▸ **Stated exercise**: Write out all of the entries exactly, please.

▸ **Data extract**:

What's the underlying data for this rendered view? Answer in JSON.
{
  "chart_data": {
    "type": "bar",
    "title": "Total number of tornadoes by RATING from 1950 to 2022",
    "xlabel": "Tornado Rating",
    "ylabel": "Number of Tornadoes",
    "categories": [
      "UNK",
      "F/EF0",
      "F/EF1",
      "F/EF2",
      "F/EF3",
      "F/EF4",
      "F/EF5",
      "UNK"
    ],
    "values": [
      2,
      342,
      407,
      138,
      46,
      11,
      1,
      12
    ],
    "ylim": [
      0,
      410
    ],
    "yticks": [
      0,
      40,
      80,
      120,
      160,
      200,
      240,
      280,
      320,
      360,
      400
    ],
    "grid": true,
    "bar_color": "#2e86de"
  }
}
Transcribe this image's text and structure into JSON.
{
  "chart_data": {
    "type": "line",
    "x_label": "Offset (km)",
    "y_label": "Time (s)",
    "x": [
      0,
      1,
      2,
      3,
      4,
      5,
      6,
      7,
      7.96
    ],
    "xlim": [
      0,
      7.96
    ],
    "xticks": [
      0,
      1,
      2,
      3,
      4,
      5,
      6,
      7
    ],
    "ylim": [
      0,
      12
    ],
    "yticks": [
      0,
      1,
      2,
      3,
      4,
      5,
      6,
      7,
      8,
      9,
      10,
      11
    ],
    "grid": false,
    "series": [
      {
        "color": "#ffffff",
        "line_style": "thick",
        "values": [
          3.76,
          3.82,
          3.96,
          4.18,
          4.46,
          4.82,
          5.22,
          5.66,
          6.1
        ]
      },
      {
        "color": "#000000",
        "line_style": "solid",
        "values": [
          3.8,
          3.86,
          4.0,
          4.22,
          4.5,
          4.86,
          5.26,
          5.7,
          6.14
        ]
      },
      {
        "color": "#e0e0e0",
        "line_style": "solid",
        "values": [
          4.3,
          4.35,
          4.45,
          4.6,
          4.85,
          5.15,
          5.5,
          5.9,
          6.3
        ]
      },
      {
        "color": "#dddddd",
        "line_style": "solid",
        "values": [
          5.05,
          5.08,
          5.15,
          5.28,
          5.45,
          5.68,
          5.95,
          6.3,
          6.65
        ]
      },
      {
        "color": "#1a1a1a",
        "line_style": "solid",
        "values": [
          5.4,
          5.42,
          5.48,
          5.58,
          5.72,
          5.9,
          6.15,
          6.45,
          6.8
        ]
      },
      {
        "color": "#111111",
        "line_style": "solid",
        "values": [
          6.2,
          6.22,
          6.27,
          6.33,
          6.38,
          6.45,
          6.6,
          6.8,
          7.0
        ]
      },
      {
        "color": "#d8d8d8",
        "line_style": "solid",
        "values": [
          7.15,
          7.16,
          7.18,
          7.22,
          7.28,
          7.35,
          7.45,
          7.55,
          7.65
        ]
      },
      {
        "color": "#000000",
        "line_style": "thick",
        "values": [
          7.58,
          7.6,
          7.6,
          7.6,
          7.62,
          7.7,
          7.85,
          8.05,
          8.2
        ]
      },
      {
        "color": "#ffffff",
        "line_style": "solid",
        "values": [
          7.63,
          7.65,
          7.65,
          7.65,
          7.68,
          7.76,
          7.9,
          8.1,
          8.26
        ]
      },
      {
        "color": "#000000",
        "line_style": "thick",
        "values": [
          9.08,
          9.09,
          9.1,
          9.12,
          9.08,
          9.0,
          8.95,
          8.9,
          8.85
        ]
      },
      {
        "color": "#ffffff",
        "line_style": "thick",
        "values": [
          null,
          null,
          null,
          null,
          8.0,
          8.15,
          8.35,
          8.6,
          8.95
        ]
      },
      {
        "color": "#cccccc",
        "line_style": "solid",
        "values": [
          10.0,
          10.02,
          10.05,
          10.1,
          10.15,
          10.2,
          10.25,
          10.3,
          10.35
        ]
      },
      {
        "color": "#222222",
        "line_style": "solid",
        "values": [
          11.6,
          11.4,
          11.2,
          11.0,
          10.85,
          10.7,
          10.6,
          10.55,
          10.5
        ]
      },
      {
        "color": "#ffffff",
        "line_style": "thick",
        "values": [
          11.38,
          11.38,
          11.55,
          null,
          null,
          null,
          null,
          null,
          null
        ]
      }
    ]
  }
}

▸ **The reply**:
What's the underlying data for this rendered view? Answer in JSON.
{
  "chart_data": {
    "type": "bar",
    "title": "Total number of tornadoes by RATING from 1950 to 2022",
    "xlabel": "Tornado Rating",
    "ylabel": "Number of Tornadoes",
    "categories": [
      "UNK",
      "F/EF0",
      "F/EF1",
      "F/EF2",
      "F/EF3",
      "F/EF4",
      "F/EF5",
      "UNK"
    ],
    "values": [
      2,
      342,
      407,
      138,
      46,
      11,
      1,
      12
    ],
    "ylim": [
      0,
      410
    ],
    "yticks": [
      0,
      40,
      80,
      120,
      160,
      200,
      240,
      280,
      320,
      360,
      400
    ],
    "grid": true,
    "bar_color": "#2e86de"
  }
}
Transcribe this image's text and structure into JSON.
{
  "chart_data": {
    "type": "line",
    "x_label": "Offset (km)",
    "y_label": "Time (s)",
    "x": [
      0,
      1,
      2,
      3,
      4,
      5,
      6,
      7,
      7.96
    ],
    "xlim": [
      0,
      7.96
    ],
    "xticks": [
      0,
      1,
      2,
      3,
      4,
      5,
      6,
      7
    ],
    "ylim": [
      0,
      12
    ],
    "yticks": [
      0,
      1,
      2,
      3,
      4,
      5,
      6,
      7,
      8,
      9,
      10,
      11
    ],
    "grid": false,
    "series": [
      {
        "color": "#ffffff",
        "line_style": "thick",
        "values": [
          3.76,
          3.82,
          3.96,
          4.18,
          4.46,
          4.82,
          5.22,
          5.66,
          6.1
        ]
      },
      {
        "color": "#000000",
        "line_style": "solid",
        "values": [
          3.8,
          3.86,
          4.0,
          4.22,
          4.5,
          4.86,
          5.26,
          5.7,
          6.14
        ]
      },
      {
        "color": "#e0e0e0",
        "line_style": "solid",
        "values": [
          4.3,
          4.35,
          4.45,
          4.6,
          4.85,
          5.15,
          5.5,
          5.9,
          6.3
        ]
      },
      {
        "color": "#dddddd",
        "line_style": "solid",
        "values": [
          5.05,
          5.08,
          5.15,
          5.28,
          5.45,
          5.68,
          5.95,
          6.3,
          6.65
        ]
      },
      {
        "color": "#1a1a1a",
        "line_style": "solid",
        "values": [
          5.4,
          5.42,
          5.48,
          5.58,
          5.72,
          5.9,
          6.15,
          6.45,
          6.8
        ]
      },
      {
        "color": "#111111",
        "line_style": "solid",
        "values": [
          6.2,
          6.22,
          6.27,
          6.33,
          6.38,
          6.45,
          6.6,
          6.8,
          7.0
        ]
      },
      {
        "color": "#d8d8d8",
        "line_style": "solid",
        "values": [
          7.15,
          7.16,
          7.18,
          7.22,
          7.28,
          7.35,
          7.45,
          7.55,
          7.65
        ]
      },
      {
        "color": "#000000",
        "line_style": "thick",
        "values": [
          7.58,
          7.6,
          7.6,
          7.6,
          7.62,
          7.7,
          7.85,
          8.05,
          8.2
        ]
      },
      {
        "color": "#ffffff",
        "line_style": "solid",
        "values": [
          7.63,
          7.65,
          7.65,
          7.65,
          7.68,
          7.76,
          7.9,
          8.1,
          8.26
        ]
      },
      {
        "color": "#000000",
        "line_style": "thick",
        "values": [
          9.08,
          9.09,
          9.1,
          9.12,
          9.08,
          9.0,
          8.95,
          8.9,
          8.85
        ]
      },
      {
        "color": "#ffffff",
        "line_style": "thick",
        "values": [
          null,
          null,
          null,
          null,
          8.0,
          8.15,
          8.35,
          8.6,
          8.95
        ]
      },
      {
        "color": "#cccccc",
        "line_style": "solid",
        "values": [
          10.0,
          10.02,
          10.05,
          10.1,
          10.15,
          10.2,
          10.25,
          10.3,
          10.35
        ]
      },
      {
        "color": "#222222",
        "line_style": "solid",
        "values": [
          11.6,
          11.4,
          11.2,
          11.0,
          10.85,
          10.7,
          10.6,
          10.55,
          10.5
        ]
      },
      {
        "color": "#ffffff",
        "line_style": "thick",
        "values": [
          11.38,
          11.38,
          11.55,
          null,
          null,
          null,
          null,
          null,
          null
        ]
      }
    ]
  }
}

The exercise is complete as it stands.